- [AIM OF THE EXERCISE] Exactly as given, repeat all of the entries.

- [INPUT DATA]
* BEGIN *

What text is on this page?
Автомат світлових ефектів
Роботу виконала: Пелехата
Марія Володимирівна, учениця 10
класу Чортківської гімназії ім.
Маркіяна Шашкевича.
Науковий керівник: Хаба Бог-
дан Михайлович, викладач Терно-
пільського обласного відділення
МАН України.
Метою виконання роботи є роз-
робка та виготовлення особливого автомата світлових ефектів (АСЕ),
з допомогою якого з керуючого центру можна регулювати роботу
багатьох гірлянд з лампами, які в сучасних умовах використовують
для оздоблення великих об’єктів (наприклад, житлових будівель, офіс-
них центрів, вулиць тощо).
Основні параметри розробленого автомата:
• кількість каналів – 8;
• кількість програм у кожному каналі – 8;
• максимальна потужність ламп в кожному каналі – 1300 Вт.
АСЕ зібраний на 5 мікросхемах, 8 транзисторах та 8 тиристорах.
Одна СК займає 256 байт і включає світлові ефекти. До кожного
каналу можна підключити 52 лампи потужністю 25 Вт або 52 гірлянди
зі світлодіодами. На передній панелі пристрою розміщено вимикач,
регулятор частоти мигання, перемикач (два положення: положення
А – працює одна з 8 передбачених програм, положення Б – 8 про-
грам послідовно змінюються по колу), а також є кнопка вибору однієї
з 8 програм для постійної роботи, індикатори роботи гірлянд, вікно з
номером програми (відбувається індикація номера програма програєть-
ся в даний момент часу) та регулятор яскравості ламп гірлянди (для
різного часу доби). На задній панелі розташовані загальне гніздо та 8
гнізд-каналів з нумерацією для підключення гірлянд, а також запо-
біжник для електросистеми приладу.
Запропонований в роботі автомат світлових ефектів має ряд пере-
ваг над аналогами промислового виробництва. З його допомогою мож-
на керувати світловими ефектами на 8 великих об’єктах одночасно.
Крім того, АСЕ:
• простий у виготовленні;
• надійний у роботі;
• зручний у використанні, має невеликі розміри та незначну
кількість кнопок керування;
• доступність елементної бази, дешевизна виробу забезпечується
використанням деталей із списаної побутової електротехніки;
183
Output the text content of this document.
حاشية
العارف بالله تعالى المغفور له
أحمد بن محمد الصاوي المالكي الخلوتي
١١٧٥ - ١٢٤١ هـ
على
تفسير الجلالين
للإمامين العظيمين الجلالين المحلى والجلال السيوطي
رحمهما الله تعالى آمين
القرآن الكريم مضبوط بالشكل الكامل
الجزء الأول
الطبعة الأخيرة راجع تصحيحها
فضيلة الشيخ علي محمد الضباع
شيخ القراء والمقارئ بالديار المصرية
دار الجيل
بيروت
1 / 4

* END *

- [PROBLEM SOLUTION]
What text is on this page?
Автомат світлових ефектів
Роботу виконала: Пелехата
Марія Володимирівна, учениця 10
класу Чортківської гімназії ім.
Маркіяна Шашкевича.
Науковий керівник: Хаба Бог-
дан Михайлович, викладач Терно-
пільського обласного відділення
МАН України.
Метою виконання роботи є роз-
робка та виготовлення особливого автомата світлових ефектів (АСЕ),
з допомогою якого з керуючого центру можна регулювати роботу
багатьох гірлянд з лампами, які в сучасних умовах використовують
для оздоблення великих об’єктів (наприклад, житлових будівель, офіс-
них центрів, вулиць тощо).
Основні параметри розробленого автомата:
• кількість каналів – 8;
• кількість програм у кожному каналі – 8;
• максимальна потужність ламп в кожному каналі – 1300 Вт.
АСЕ зібраний на 5 мікросхемах, 8 транзисторах та 8 тиристорах.
Одна СК займає 256 байт і включає світлові ефекти. До кожного
каналу можна підключити 52 лампи потужністю 25 Вт або 52 гірлянди
зі світлодіодами. На передній панелі пристрою розміщено вимикач,
регулятор частоти мигання, перемикач (два положення: положення
А – працює одна з 8 передбачених програм, положення Б – 8 про-
грам послідовно змінюються по колу), а також є кнопка вибору однієї
з 8 програм для постійної роботи, індикатори роботи гірлянд, вікно з
номером програми (відбувається індикація номера програма програєть-
ся в даний момент часу) та регулятор яскравості ламп гірлянди (для
різного часу доби). На задній панелі розташовані загальне гніздо та 8
гнізд-каналів з нумерацією для підключення гірлянд, а також запо-
біжник для електросистеми приладу.
Запропонований в роботі автомат світлових ефектів має ряд пере-
ваг над аналогами промислового виробництва. З його допомогою мож-
на керувати світловими ефектами на 8 великих об’єктах одночасно.
Крім того, АСЕ:
• простий у виготовленні;
• надійний у роботі;
• зручний у використанні, має невеликі розміри та незначну
кількість кнопок керування;
• доступність елементної бази, дешевизна виробу забезпечується
використанням деталей із списаної побутової електротехніки;
183
Output the text content of this document.
حاشية
العارف بالله تعالى المغفور له
أحمد بن محمد الصاوي المالكي الخلوتي
١١٧٥ - ١٢٤١ هـ
على
تفسير الجلالين
للإمامين العظيمين الجلالين المحلى والجلال السيوطي
رحمهما الله تعالى آمين
القرآن الكريم مضبوط بالشكل الكامل
الجزء الأول
الطبعة الأخيرة راجع تصحيحها
فضيلة الشيخ علي محمد الضباع
شيخ القراء والمقارئ بالديار المصرية
دار الجيل
بيروت
1 / 4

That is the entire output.